List of tasks:
A. Retype the NAS volume troubleshooting text word for word, starting with "The user that" and going on through "policy for Pods.".
B. Write what comes next in the NAS volume troubleshooting text, picking up after its final sentence.

Quoted text:
= = = = =

The role that is used to run the container does not have the permissions to manage the NAS file system.

Solutions

The user that launches the container process does not have root permissions. You need to use a root account to perform chown and chgrp operations. When the accessModes of a persistent volume (PV) is set to ReadWriteOnce, you can use securityContext.fsGroup to configure volume permissions and an ownership change policy for the pods. For more information, see Configure volume permission and ownership change policy for Pods.
If the issue persists after you use a root account, check whether the permission group of the NAS mount target sets user permissions to No Anonymity (no_squash). For more information, see Manage a permission group.

What do I do if the task queue of alicloud-nas-controller is full and PVs cannot be created when I use a dynamically provisioned NAS volume?

Issue

When you use a dynamically provisioned NAS volume, if the speed of subdirectory creation is faster than the speed of subdirectory deletion, the task queue of alicloud-nas-controller may be full and therefore PVs cannot be created.

Cause

The reclaimPolicy parameter is set to Delete and the archiveOnDelete parameter is set to false in the configuration of the StorageClass that mounts the dynamically provisioned NAS volume.

Solutions

Set archiveOnDelete to true. This way, when a PV is deleted, only the name of the mounted subdirectory in the NAS file system is modified. The files in the subdirectory are not deleted.

You must delete these files yourself. For example, you can configure a node to automatically delete files in the root directory by schedule, or start multiple pods to concurrently delete files of specific formats in subdirectories.

Why does it require a long time to mount a NAS volume?

Issue

It requires a long time to mount a NAS volume.

Cause

If the following conditions are met, the chmod or chown operation is performed when volumes are mounted, which increases the time consumption.

The AccessModes parameter is set to ReadWriteOnce in the persistent volume (PV) and persistent volume claim (PVC) templates.
The securityContext.fsgroup parameter is set in the application template.

Solutions

If the securityContext.fsgroup parameter is set in the application template, delete the fsgroup parameter in the securityContext section.

= = = = =

Dataset excerpts:
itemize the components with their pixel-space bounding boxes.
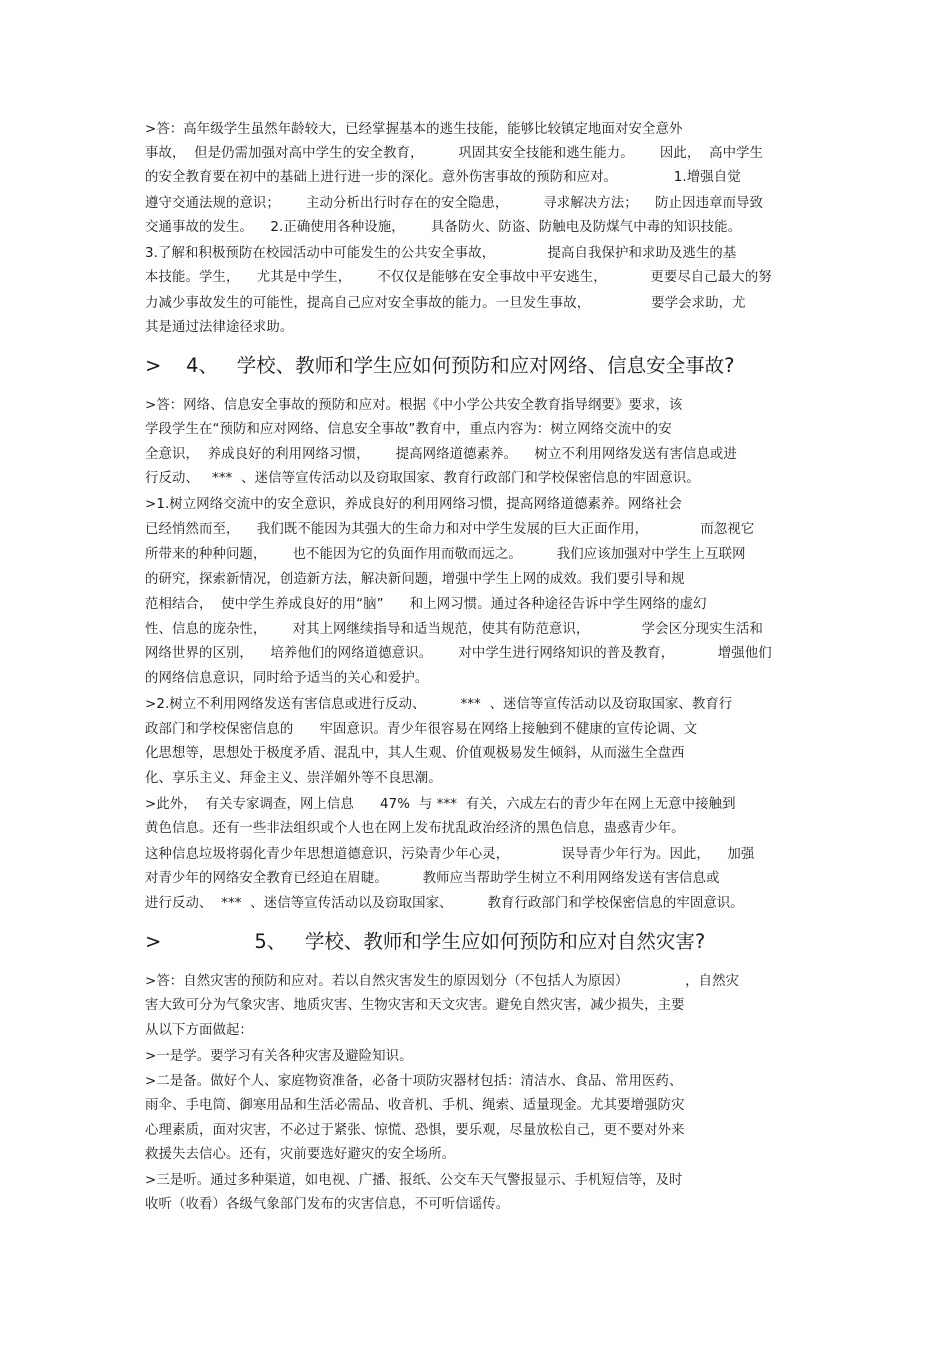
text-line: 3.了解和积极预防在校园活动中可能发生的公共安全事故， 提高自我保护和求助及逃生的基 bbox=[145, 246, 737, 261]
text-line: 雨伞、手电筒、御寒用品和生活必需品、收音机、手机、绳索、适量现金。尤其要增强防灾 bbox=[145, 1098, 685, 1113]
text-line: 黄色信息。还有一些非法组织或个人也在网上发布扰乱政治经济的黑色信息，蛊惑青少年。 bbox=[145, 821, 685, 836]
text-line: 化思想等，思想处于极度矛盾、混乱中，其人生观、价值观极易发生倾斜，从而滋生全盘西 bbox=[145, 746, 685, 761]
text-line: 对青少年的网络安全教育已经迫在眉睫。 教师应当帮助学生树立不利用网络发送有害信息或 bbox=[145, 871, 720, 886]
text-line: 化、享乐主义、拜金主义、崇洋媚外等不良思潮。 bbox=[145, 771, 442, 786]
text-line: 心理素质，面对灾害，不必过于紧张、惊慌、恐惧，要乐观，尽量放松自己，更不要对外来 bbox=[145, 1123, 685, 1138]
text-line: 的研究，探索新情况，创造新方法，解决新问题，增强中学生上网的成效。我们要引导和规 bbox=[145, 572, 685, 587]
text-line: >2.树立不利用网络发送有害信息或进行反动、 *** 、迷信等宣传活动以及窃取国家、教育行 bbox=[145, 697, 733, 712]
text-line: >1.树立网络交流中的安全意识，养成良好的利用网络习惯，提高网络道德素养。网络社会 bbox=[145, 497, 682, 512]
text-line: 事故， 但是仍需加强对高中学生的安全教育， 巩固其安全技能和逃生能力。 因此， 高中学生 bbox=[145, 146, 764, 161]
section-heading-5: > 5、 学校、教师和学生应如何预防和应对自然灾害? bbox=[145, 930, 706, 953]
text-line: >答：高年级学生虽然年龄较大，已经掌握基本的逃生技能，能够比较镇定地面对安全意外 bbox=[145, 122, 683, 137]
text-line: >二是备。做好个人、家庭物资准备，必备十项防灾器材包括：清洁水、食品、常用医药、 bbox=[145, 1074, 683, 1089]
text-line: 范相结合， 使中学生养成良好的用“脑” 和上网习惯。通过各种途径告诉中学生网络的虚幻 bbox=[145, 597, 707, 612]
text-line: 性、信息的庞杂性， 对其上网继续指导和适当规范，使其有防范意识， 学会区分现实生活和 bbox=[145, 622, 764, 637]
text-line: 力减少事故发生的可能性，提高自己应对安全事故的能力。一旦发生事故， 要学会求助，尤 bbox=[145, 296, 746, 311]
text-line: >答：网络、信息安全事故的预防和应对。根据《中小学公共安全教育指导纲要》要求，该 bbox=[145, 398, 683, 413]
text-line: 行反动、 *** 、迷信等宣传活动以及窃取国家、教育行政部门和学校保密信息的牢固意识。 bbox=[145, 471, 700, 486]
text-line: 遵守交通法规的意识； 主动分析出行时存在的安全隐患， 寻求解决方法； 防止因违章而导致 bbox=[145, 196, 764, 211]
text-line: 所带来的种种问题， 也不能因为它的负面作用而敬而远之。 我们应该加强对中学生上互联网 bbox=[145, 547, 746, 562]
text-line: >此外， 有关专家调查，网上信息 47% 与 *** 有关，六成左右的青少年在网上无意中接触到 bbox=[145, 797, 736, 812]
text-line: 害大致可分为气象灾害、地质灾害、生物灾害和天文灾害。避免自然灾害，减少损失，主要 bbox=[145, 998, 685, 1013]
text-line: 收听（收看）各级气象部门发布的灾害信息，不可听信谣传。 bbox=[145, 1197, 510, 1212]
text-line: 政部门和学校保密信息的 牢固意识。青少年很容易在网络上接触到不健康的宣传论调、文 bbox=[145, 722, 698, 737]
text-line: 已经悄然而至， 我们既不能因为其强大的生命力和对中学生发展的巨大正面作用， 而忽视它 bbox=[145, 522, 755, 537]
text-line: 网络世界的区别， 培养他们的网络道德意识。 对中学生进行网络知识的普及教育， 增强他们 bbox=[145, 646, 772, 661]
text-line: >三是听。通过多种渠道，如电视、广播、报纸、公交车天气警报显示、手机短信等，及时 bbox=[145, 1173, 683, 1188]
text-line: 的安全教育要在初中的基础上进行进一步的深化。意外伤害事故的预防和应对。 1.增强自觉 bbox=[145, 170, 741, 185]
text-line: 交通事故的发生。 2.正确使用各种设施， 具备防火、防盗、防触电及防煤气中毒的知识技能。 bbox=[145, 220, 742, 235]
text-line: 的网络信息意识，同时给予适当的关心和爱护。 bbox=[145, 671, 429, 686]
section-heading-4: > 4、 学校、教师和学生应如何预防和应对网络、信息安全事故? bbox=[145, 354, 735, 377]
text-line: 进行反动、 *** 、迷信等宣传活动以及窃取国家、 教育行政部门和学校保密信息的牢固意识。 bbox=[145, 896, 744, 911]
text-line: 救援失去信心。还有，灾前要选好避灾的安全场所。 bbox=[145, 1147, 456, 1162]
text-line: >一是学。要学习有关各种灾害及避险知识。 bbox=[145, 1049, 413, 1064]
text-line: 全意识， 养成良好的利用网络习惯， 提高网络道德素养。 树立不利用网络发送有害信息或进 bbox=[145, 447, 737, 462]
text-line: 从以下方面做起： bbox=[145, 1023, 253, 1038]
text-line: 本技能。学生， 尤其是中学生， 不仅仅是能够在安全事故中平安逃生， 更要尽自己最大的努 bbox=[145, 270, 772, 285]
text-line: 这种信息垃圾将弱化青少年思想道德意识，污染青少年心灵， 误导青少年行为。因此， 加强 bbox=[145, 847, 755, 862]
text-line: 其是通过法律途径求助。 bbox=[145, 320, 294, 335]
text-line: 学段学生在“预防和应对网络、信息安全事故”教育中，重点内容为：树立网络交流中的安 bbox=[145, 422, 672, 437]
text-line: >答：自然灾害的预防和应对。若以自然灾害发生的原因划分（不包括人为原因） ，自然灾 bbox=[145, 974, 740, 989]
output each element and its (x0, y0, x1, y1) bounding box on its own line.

= = = = =

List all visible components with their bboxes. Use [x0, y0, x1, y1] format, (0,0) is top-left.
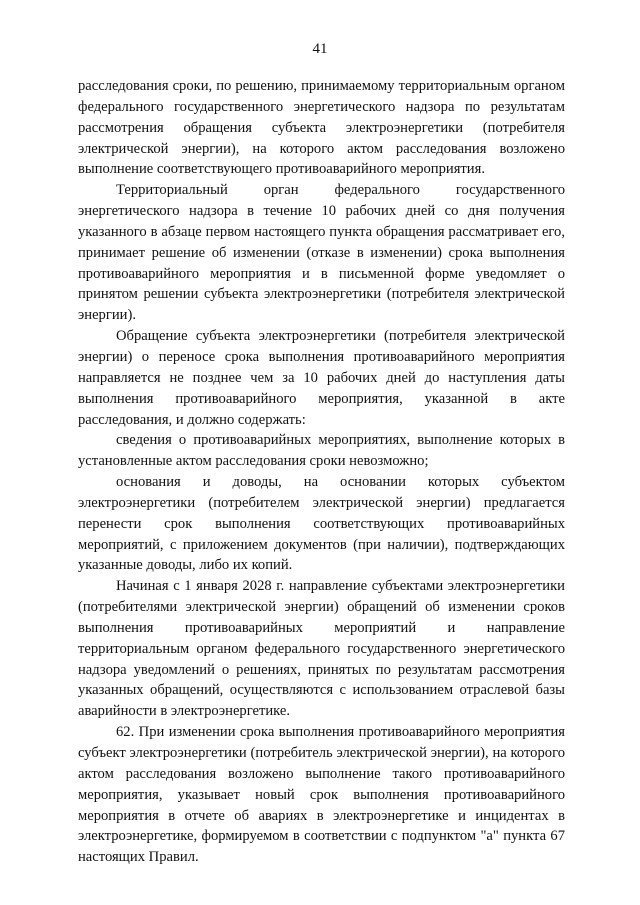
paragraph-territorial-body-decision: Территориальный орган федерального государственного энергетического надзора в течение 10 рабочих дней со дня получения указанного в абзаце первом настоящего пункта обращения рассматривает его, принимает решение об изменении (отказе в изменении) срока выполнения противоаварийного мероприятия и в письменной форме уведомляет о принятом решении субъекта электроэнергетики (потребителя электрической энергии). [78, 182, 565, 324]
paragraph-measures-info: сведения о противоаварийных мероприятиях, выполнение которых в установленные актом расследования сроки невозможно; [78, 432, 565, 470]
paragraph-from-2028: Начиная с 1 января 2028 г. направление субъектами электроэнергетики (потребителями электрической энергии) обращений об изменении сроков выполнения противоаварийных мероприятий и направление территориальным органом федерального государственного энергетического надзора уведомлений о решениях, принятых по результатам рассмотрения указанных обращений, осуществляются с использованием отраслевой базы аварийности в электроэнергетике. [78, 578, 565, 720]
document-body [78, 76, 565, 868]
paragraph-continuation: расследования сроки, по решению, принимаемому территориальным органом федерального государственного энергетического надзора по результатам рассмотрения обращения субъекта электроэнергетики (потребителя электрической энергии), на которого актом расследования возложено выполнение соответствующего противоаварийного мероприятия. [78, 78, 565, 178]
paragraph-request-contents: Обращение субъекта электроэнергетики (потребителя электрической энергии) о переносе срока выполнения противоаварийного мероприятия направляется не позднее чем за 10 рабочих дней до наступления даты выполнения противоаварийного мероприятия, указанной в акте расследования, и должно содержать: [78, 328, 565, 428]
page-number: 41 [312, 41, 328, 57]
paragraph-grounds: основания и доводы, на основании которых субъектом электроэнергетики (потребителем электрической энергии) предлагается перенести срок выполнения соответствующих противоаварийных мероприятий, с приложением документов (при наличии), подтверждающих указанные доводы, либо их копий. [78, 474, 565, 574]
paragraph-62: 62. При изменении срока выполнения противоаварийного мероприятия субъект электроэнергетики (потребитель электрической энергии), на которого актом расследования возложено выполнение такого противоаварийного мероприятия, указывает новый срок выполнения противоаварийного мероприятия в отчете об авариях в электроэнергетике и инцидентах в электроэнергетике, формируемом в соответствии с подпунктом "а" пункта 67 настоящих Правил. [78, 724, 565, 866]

= = = = =

Answers below:
A.
The user that launches the container process does not have root permissions. You need to use a root account to perform chown and chgrp operations. When the accessModes of a persistent volume (PV) is set to ReadWriteOnce, you can use securityContext.fsGroup to configure volume permissions and an ownership change policy for the pods. For more information, see Configure volume permission and ownership change policy for Pods.

B.
If you want to configure the user ID (UID) and mode of the files in the mounted directory, you can manually mount the directory to an Elastic Compute Service (ECS) instance. You can then run the chown and chmod commands through a CLI and provision the NAS volume through the CSI plug-in. For more information about how to use the CSI plug-in to mount NAS volumes, see Mount a statically provisioned NAS volume or Mount a dynamically provisioned NAS volume.
Apart from the preceding methods, for clusters of Kubernetes 1.20 or later, you can set the fsGroupChangePolicy parameter to OnRootMismatch. This way, the chmod or chown operation is performed only when the system launches the pod for the first time. As a result, it requires a long time to mount the OSS volume during the first launch. The issue does not occur when you mount OSS volumes after the first launch is complete. For more information about fsGroupChangePolicy, see Set the security context for a pod or a container.

What do I do if I cannot create or modify directories in a NAS volume?

Issue

You cannot create or modify directories in a NAS volume.

Cause

Non-root users do not have the permissions to create or modify directories in a PV.

Solutions

You can select one of the following methods to run the chmod or chown command to modify the permissions on the mount directory:

Launch an init container with root privileges, mount a PV, and then run the chmod or chown command to modify the permissions on the mount directory. Then, you can create and modify directories in the PV.
Set the fsGroupChangePolicy parameter to OnRootMismatch. This way, when the system launches the pod for the first time, the system runs the chmod or chown command to modify the permissions on the mount directory. Then, you can create and modify directories in the PV.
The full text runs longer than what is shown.